» Aim: Your task is to copy the material exactly.

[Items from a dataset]
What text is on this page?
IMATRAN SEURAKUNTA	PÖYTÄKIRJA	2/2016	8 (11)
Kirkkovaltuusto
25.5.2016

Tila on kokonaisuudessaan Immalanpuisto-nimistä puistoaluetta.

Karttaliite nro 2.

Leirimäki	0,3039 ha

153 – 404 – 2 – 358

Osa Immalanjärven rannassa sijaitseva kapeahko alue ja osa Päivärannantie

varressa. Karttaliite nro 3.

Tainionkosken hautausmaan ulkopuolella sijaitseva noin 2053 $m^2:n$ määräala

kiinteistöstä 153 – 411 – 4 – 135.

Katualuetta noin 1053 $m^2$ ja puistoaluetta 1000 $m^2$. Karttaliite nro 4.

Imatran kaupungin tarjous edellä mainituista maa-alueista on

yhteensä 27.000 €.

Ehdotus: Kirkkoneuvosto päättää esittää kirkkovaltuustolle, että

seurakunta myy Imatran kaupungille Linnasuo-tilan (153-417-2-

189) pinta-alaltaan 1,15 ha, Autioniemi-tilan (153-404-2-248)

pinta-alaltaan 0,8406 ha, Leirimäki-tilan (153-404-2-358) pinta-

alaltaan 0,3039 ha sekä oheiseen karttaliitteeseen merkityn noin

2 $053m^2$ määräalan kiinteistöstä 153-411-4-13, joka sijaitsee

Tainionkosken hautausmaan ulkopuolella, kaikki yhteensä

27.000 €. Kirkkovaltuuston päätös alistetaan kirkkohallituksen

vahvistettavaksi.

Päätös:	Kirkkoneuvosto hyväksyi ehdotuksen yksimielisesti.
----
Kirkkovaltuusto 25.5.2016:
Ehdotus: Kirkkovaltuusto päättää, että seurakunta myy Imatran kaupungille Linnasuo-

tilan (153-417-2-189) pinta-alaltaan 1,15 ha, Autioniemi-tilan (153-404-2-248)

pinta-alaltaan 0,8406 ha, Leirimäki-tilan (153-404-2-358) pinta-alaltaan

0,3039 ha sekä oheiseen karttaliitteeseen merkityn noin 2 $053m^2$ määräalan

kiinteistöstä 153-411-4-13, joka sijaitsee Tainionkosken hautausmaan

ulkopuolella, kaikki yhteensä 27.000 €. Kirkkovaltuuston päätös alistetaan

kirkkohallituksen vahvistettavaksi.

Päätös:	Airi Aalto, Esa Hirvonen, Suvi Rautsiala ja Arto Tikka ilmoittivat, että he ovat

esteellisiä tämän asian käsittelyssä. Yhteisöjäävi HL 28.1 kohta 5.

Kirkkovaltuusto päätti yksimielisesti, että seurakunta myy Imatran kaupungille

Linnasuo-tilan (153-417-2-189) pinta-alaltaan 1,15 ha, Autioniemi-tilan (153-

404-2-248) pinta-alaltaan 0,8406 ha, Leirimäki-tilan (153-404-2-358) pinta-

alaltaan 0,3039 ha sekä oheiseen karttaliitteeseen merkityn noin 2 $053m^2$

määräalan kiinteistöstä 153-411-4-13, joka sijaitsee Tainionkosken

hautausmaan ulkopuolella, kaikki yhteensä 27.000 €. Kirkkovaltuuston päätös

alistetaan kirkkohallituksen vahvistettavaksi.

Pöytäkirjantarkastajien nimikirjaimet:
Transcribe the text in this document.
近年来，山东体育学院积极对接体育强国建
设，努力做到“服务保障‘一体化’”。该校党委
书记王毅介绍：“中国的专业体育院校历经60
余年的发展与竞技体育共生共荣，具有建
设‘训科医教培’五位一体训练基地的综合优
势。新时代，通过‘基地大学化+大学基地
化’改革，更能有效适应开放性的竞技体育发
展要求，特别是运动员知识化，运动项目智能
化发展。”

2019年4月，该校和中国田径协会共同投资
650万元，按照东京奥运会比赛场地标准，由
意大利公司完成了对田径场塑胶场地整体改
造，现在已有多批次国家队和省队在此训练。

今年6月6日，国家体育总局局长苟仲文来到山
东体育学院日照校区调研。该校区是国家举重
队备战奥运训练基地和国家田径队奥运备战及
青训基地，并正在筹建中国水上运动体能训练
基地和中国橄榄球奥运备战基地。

» Correct result:
What text is on this page?
IMATRAN SEURAKUNTA	PÖYTÄKIRJA	2/2016	8 (11)
Kirkkovaltuusto
25.5.2016

Tila on kokonaisuudessaan Immalanpuisto-nimistä puistoaluetta.

Karttaliite nro 2.

Leirimäki	0,3039 ha

153 – 404 – 2 – 358

Osa Immalanjärven rannassa sijaitseva kapeahko alue ja osa Päivärannantie

varressa. Karttaliite nro 3.

Tainionkosken hautausmaan ulkopuolella sijaitseva noin 2053 $m^2:n$ määräala

kiinteistöstä 153 – 411 – 4 – 135.

Katualuetta noin 1053 $m^2$ ja puistoaluetta 1000 $m^2$. Karttaliite nro 4.

Imatran kaupungin tarjous edellä mainituista maa-alueista on

yhteensä 27.000 €.

Ehdotus: Kirkkoneuvosto päättää esittää kirkkovaltuustolle, että

seurakunta myy Imatran kaupungille Linnasuo-tilan (153-417-2-

189) pinta-alaltaan 1,15 ha, Autioniemi-tilan (153-404-2-248)

pinta-alaltaan 0,8406 ha, Leirimäki-tilan (153-404-2-358) pinta-

alaltaan 0,3039 ha sekä oheiseen karttaliitteeseen merkityn noin

2 $053m^2$ määräalan kiinteistöstä 153-411-4-13, joka sijaitsee

Tainionkosken hautausmaan ulkopuolella, kaikki yhteensä

27.000 €. Kirkkovaltuuston päätös alistetaan kirkkohallituksen

vahvistettavaksi.

Päätös:	Kirkkoneuvosto hyväksyi ehdotuksen yksimielisesti.
----
Kirkkovaltuusto 25.5.2016:
Ehdotus: Kirkkovaltuusto päättää, että seurakunta myy Imatran kaupungille Linnasuo-

tilan (153-417-2-189) pinta-alaltaan 1,15 ha, Autioniemi-tilan (153-404-2-248)

pinta-alaltaan 0,8406 ha, Leirimäki-tilan (153-404-2-358) pinta-alaltaan

0,3039 ha sekä oheiseen karttaliitteeseen merkityn noin 2 $053m^2$ määräalan

kiinteistöstä 153-411-4-13, joka sijaitsee Tainionkosken hautausmaan

ulkopuolella, kaikki yhteensä 27.000 €. Kirkkovaltuuston päätös alistetaan

kirkkohallituksen vahvistettavaksi.

Päätös:	Airi Aalto, Esa Hirvonen, Suvi Rautsiala ja Arto Tikka ilmoittivat, että he ovat

esteellisiä tämän asian käsittelyssä. Yhteisöjäävi HL 28.1 kohta 5.

Kirkkovaltuusto päätti yksimielisesti, että seurakunta myy Imatran kaupungille

Linnasuo-tilan (153-417-2-189) pinta-alaltaan 1,15 ha, Autioniemi-tilan (153-

404-2-248) pinta-alaltaan 0,8406 ha, Leirimäki-tilan (153-404-2-358) pinta-

alaltaan 0,3039 ha sekä oheiseen karttaliitteeseen merkityn noin 2 $053m^2$

määräalan kiinteistöstä 153-411-4-13, joka sijaitsee Tainionkosken

hautausmaan ulkopuolella, kaikki yhteensä 27.000 €. Kirkkovaltuuston päätös

alistetaan kirkkohallituksen vahvistettavaksi.

Pöytäkirjantarkastajien nimikirjaimet:
Transcribe the text in this document.
近年来，山东体育学院积极对接体育强国建
设，努力做到“服务保障‘一体化’”。该校党委
书记王毅介绍：“中国的专业体育院校历经60
余年的发展与竞技体育共生共荣，具有建
设‘训科医教培’五位一体训练基地的综合优
势。新时代，通过‘基地大学化+大学基地
化’改革，更能有效适应开放性的竞技体育发
展要求，特别是运动员知识化，运动项目智能
化发展。”

2019年4月，该校和中国田径协会共同投资
650万元，按照东京奥运会比赛场地标准，由
意大利公司完成了对田径场塑胶场地整体改
造，现在已有多批次国家队和省队在此训练。

今年6月6日，国家体育总局局长苟仲文来到山
东体育学院日照校区调研。该校区是国家举重
队备战奥运训练基地和国家田径队奥运备战及
青训基地，并正在筹建中国水上运动体能训练
基地和中国橄榄球奥运备战基地。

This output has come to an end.